#### [Stated exercise]
Go over the entries below line by line, copying each one that contains the word "dati".

#### [Materials provided]
----
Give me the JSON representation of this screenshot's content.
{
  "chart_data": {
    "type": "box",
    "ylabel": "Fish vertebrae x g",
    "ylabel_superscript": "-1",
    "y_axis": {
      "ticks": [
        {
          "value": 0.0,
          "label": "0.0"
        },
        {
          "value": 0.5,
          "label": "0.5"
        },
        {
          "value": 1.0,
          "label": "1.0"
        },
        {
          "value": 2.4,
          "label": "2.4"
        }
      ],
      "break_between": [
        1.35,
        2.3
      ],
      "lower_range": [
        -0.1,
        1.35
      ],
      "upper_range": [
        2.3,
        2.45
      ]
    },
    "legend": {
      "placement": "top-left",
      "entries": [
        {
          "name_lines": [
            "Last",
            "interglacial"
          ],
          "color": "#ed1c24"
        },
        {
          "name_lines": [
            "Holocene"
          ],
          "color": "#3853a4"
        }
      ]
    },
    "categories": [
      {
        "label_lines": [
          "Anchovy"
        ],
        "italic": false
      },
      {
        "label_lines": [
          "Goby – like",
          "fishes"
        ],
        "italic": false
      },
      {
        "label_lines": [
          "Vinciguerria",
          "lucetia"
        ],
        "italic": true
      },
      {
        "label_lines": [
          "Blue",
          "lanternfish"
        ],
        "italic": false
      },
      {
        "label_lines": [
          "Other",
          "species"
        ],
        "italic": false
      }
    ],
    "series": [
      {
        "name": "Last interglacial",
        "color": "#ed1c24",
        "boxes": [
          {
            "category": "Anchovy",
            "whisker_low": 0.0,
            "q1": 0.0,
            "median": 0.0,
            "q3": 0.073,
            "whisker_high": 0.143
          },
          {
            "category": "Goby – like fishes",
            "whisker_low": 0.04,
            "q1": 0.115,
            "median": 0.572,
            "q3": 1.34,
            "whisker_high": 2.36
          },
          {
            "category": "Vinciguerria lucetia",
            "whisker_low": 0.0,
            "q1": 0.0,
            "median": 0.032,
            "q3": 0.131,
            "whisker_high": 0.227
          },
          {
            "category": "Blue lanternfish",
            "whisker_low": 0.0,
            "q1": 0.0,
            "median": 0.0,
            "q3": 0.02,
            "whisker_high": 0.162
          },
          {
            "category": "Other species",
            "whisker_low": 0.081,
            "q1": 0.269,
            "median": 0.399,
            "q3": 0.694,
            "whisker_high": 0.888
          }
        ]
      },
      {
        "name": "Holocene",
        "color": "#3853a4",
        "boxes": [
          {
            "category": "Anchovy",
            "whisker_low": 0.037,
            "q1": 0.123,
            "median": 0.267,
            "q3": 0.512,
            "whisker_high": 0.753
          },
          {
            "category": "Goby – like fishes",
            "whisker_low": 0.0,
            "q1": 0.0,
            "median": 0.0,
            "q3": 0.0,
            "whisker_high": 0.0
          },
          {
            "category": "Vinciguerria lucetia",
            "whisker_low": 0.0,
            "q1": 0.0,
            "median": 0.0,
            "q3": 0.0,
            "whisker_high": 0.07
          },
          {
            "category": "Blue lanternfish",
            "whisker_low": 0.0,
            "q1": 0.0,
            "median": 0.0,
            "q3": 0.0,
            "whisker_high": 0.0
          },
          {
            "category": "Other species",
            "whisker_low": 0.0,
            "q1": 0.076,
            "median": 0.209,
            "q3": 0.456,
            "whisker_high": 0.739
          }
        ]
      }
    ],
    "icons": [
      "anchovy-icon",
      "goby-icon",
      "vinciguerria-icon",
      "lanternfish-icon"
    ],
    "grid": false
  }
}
----
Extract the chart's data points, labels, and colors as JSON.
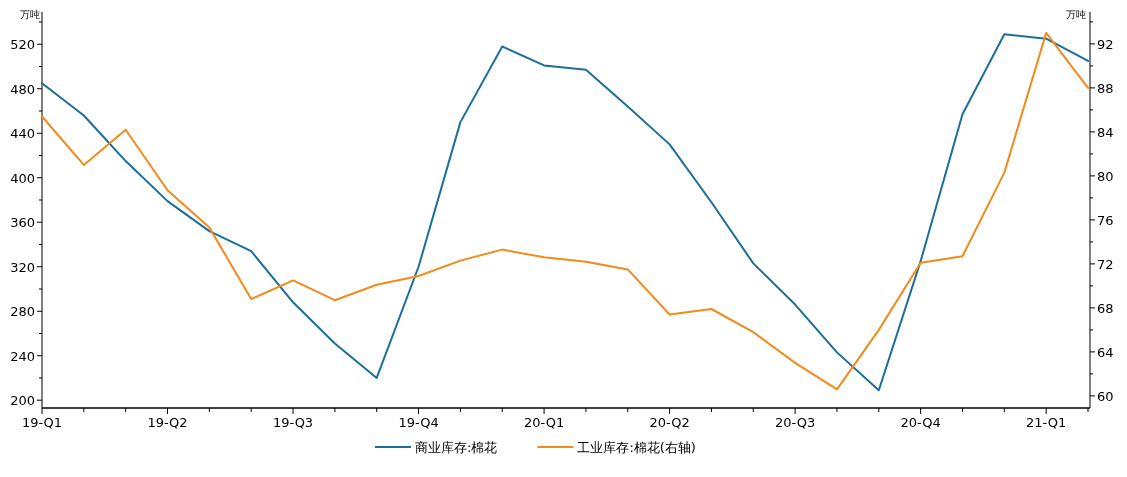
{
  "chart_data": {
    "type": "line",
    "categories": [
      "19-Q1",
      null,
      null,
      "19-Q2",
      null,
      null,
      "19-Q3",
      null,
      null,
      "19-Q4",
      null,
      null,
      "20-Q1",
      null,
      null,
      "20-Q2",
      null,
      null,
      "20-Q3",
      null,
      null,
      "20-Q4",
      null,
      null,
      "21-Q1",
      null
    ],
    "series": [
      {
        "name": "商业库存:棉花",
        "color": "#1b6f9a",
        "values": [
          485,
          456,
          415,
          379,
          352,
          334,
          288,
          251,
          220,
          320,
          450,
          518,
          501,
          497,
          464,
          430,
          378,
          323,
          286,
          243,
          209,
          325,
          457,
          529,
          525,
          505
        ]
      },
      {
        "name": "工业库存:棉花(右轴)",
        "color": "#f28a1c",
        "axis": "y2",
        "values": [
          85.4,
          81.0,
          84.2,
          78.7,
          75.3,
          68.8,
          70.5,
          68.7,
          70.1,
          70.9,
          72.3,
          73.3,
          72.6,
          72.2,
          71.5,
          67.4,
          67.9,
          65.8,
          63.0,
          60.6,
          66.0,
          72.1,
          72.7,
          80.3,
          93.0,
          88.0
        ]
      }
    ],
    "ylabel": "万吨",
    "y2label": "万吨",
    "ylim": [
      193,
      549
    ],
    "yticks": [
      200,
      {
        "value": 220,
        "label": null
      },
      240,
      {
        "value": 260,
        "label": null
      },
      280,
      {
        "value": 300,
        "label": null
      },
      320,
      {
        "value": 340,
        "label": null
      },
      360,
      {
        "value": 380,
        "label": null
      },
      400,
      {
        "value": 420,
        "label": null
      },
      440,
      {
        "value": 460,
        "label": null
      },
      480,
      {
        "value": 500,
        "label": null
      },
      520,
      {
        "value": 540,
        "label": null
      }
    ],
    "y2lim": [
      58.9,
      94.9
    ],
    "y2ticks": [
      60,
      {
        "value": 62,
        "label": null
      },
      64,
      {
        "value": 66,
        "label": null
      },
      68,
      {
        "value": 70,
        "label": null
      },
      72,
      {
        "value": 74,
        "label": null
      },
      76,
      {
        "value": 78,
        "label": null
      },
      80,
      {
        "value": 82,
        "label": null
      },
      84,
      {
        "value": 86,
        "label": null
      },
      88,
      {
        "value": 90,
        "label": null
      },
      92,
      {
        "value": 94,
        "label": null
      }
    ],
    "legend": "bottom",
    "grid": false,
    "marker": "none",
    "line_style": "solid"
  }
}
----
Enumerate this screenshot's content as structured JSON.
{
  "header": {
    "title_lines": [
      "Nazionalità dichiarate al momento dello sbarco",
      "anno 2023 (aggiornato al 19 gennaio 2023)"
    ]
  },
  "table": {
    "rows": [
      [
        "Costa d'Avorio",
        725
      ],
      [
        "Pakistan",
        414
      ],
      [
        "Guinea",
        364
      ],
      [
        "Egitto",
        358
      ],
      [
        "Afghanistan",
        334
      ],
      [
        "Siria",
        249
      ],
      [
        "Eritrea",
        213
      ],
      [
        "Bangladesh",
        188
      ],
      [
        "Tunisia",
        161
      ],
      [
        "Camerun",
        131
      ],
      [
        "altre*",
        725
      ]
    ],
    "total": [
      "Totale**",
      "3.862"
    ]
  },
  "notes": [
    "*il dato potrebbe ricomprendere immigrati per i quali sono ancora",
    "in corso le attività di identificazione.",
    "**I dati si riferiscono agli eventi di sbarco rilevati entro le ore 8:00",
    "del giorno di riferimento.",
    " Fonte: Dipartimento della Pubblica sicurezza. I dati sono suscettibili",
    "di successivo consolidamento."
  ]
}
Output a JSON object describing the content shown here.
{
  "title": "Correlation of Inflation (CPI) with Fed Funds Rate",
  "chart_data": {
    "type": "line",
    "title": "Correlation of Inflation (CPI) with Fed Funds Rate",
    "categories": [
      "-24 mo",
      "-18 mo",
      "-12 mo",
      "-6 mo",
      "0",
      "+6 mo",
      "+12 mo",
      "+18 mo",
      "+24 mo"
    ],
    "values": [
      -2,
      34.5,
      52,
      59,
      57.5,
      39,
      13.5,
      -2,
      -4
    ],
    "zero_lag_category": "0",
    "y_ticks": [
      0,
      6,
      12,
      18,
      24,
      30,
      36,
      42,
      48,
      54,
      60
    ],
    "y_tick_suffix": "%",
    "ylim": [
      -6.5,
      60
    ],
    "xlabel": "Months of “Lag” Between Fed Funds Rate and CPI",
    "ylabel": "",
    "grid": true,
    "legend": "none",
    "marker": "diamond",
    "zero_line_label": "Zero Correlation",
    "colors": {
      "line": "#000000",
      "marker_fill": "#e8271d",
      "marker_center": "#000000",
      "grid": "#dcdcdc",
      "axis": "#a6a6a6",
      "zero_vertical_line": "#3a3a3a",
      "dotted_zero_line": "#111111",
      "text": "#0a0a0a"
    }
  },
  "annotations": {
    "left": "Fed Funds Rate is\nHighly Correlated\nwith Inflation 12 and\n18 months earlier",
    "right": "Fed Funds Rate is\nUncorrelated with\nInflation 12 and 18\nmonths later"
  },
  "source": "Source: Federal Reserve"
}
----
#### [Worked answer]
    "**I dati si riferiscono agli eventi di sbarco rilevati entro le ore 8:00",
    " Fonte: Dipartimento della Pubblica sicurezza. I dati sono suscettibili",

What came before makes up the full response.